▸ Entries provided:
▽

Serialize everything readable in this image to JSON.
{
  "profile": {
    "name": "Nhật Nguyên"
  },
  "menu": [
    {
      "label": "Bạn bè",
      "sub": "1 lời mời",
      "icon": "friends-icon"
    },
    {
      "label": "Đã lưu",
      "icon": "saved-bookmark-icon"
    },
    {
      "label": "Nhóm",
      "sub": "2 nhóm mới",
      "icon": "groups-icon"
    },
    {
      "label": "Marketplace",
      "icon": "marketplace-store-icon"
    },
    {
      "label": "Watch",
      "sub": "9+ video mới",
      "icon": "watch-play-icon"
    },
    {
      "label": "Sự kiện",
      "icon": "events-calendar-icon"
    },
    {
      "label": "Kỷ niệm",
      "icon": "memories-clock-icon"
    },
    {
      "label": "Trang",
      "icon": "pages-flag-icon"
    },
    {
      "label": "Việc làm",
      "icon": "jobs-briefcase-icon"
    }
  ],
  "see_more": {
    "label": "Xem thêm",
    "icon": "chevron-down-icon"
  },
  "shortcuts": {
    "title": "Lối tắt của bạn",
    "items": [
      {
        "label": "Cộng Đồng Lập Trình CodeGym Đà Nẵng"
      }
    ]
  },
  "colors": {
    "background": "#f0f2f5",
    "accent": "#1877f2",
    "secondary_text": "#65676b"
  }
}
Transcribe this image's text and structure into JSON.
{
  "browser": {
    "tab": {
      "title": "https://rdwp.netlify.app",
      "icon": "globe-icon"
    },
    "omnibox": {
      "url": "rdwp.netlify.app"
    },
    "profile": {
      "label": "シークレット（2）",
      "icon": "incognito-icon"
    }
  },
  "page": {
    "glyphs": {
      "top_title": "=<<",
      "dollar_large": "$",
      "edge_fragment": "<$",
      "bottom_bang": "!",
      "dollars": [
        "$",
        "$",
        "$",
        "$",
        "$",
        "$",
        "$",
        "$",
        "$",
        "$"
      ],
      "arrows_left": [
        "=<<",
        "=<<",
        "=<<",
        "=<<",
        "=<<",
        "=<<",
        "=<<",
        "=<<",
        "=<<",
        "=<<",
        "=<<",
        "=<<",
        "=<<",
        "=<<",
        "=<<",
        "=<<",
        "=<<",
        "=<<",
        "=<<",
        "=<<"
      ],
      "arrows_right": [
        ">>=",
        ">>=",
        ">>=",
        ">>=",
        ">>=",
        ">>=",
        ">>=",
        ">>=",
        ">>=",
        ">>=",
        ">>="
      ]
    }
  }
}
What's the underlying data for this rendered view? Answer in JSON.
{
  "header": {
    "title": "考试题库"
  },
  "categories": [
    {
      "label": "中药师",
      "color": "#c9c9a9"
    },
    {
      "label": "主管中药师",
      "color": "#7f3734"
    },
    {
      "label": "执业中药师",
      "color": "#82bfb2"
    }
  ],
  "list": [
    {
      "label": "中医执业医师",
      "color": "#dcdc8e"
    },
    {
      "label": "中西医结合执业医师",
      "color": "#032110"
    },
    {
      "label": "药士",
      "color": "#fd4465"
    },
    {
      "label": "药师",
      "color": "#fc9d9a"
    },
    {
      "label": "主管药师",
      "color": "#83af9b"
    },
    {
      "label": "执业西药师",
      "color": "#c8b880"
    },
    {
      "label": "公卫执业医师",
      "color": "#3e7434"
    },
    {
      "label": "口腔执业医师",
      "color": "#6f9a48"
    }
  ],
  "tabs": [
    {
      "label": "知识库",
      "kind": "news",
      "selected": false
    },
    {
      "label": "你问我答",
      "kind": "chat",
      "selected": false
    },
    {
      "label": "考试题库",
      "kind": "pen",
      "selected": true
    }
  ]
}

△

Above are the records; copy all of them exactly.

▸ Solution to this task:
Serialize everything readable in this image to JSON.
{
  "profile": {
    "name": "Nhật Nguyên"
  },
  "menu": [
    {
      "label": "Bạn bè",
      "sub": "1 lời mời",
      "icon": "friends-icon"
    },
    {
      "label": "Đã lưu",
      "icon": "saved-bookmark-icon"
    },
    {
      "label": "Nhóm",
      "sub": "2 nhóm mới",
      "icon": "groups-icon"
    },
    {
      "label": "Marketplace",
      "icon": "marketplace-store-icon"
    },
    {
      "label": "Watch",
      "sub": "9+ video mới",
      "icon": "watch-play-icon"
    },
    {
      "label": "Sự kiện",
      "icon": "events-calendar-icon"
    },
    {
      "label": "Kỷ niệm",
      "icon": "memories-clock-icon"
    },
    {
      "label": "Trang",
      "icon": "pages-flag-icon"
    },
    {
      "label": "Việc làm",
      "icon": "jobs-briefcase-icon"
    }
  ],
  "see_more": {
    "label": "Xem thêm",
    "icon": "chevron-down-icon"
  },
  "shortcuts": {
    "title": "Lối tắt của bạn",
    "items": [
      {
        "label": "Cộng Đồng Lập Trình CodeGym Đà Nẵng"
      }
    ]
  },
  "colors": {
    "background": "#f0f2f5",
    "accent": "#1877f2",
    "secondary_text": "#65676b"
  }
}
Transcribe this image's text and structure into JSON.
{
  "browser": {
    "tab": {
      "title": "https://rdwp.netlify.app",
      "icon": "globe-icon"
    },
    "omnibox": {
      "url": "rdwp.netlify.app"
    },
    "profile": {
      "label": "シークレット（2）",
      "icon": "incognito-icon"
    }
  },
  "page": {
    "glyphs": {
      "top_title": "=<<",
      "dollar_large": "$",
      "edge_fragment": "<$",
      "bottom_bang": "!",
      "dollars": [
        "$",
        "$",
        "$",
        "$",
        "$",
        "$",
        "$",
        "$",
        "$",
        "$"
      ],
      "arrows_left": [
        "=<<",
        "=<<",
        "=<<",
        "=<<",
        "=<<",
        "=<<",
        "=<<",
        "=<<",
        "=<<",
        "=<<",
        "=<<",
        "=<<",
        "=<<",
        "=<<",
        "=<<",
        "=<<",
        "=<<",
        "=<<",
        "=<<",
        "=<<"
      ],
      "arrows_right": [
        ">>=",
        ">>=",
        ">>=",
        ">>=",
        ">>=",
        ">>=",
        ">>=",
        ">>=",
        ">>=",
        ">>=",
        ">>="
      ]
    }
  }
}
What's the underlying data for this rendered view? Answer in JSON.
{
  "header": {
    "title": "考试题库"
  },
  "categories": [
    {
      "label": "中药师",
      "color": "#c9c9a9"
    },
    {
      "label": "主管中药师",
      "color": "#7f3734"
    },
    {
      "label": "执业中药师",
      "color": "#82bfb2"
    }
  ],
  "list": [
    {
      "label": "中医执业医师",
      "color": "#dcdc8e"
    },
    {
      "label": "中西医结合执业医师",
      "color": "#032110"
    },
    {
      "label": "药士",
      "color": "#fd4465"
    },
    {
      "label": "药师",
      "color": "#fc9d9a"
    },
    {
      "label": "主管药师",
      "color": "#83af9b"
    },
    {
      "label": "执业西药师",
      "color": "#c8b880"
    },
    {
      "label": "公卫执业医师",
      "color": "#3e7434"
    },
    {
      "label": "口腔执业医师",
      "color": "#6f9a48"
    }
  ],
  "tabs": [
    {
      "label": "知识库",
      "kind": "news",
      "selected": false
    },
    {
      "label": "你问我答",
      "kind": "chat",
      "selected": false
    },
    {
      "label": "考试题库",
      "kind": "pen",
      "selected": true
    }
  ]
}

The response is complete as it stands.